• _REQUIREMENT_
Show, in full, each line of the data that contains "bottom".

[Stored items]
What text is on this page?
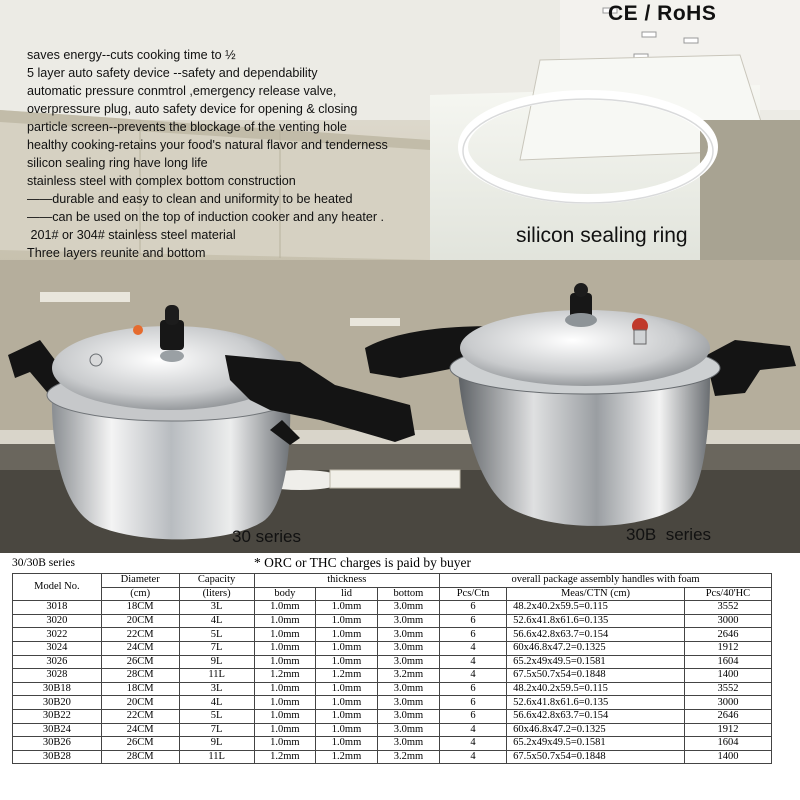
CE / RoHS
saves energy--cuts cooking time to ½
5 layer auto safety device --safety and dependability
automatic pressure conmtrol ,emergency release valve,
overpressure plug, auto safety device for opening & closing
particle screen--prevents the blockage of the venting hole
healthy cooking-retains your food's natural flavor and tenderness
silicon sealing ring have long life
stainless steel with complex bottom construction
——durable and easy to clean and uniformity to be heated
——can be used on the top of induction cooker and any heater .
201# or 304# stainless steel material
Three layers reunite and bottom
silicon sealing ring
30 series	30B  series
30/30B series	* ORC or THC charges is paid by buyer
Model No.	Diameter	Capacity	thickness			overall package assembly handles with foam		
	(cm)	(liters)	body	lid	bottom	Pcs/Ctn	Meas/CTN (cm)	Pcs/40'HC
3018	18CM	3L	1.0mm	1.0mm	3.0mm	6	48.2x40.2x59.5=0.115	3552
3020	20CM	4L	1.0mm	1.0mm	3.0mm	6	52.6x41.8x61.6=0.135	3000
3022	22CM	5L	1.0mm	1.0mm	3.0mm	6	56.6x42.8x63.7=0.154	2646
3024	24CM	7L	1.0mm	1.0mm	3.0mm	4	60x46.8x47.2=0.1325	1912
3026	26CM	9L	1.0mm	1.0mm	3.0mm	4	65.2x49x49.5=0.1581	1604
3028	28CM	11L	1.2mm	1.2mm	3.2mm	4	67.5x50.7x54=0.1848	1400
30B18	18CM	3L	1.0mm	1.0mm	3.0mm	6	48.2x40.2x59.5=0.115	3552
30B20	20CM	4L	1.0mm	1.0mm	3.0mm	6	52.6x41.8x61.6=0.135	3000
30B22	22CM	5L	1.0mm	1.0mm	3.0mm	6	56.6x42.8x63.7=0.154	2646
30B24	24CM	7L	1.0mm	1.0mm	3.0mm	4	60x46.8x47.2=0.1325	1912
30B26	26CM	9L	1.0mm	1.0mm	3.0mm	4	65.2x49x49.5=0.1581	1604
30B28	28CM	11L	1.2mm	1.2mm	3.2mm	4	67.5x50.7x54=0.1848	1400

--

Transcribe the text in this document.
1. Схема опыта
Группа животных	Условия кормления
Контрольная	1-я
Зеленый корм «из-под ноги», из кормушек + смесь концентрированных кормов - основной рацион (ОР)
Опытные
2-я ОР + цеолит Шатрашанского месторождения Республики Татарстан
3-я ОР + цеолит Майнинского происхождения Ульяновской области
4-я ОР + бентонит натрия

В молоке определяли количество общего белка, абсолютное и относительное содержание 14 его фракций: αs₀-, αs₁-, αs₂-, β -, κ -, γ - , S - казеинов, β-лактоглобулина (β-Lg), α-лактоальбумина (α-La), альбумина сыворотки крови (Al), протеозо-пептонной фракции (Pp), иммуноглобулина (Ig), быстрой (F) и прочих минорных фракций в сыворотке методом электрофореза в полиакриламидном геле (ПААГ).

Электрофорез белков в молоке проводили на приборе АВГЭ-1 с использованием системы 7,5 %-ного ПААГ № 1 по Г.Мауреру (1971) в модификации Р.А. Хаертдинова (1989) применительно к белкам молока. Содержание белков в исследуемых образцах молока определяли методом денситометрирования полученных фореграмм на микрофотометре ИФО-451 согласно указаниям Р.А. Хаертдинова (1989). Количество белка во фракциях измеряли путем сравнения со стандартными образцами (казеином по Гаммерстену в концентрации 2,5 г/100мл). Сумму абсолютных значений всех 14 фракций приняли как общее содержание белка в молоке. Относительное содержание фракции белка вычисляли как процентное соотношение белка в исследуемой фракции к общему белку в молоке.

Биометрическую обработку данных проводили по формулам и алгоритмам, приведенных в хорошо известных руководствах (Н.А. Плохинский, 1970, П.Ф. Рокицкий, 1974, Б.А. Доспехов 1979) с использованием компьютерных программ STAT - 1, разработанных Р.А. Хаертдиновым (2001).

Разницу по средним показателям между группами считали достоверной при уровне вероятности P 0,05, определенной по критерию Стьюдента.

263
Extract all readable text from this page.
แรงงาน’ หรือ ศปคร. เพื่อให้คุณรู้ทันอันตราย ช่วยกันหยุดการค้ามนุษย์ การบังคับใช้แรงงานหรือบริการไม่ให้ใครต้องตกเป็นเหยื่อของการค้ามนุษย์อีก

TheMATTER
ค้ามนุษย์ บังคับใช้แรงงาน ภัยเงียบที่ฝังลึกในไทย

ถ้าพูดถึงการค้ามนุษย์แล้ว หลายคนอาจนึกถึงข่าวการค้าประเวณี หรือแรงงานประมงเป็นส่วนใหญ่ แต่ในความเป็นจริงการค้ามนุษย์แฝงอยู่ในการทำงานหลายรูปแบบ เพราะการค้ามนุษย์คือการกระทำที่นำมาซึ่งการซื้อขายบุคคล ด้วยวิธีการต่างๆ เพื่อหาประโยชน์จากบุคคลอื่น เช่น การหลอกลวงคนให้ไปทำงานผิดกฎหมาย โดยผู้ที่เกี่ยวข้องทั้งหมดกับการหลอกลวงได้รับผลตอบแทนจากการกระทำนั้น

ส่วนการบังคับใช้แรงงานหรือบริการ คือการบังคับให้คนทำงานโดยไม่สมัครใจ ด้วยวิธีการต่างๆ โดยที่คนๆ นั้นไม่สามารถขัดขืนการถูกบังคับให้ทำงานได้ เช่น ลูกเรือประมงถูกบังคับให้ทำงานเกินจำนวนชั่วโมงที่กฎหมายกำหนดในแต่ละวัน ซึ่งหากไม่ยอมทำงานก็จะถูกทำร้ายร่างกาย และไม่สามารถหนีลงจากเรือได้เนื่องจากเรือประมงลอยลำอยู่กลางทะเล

• _RIGHT ANSWER_
stainless steel with complex bottom construction
Three layers reunite and bottom
	(cm)	(liters)	body	lid	bottom	Pcs/Ctn	Meas/CTN (cm)	Pcs/40'HC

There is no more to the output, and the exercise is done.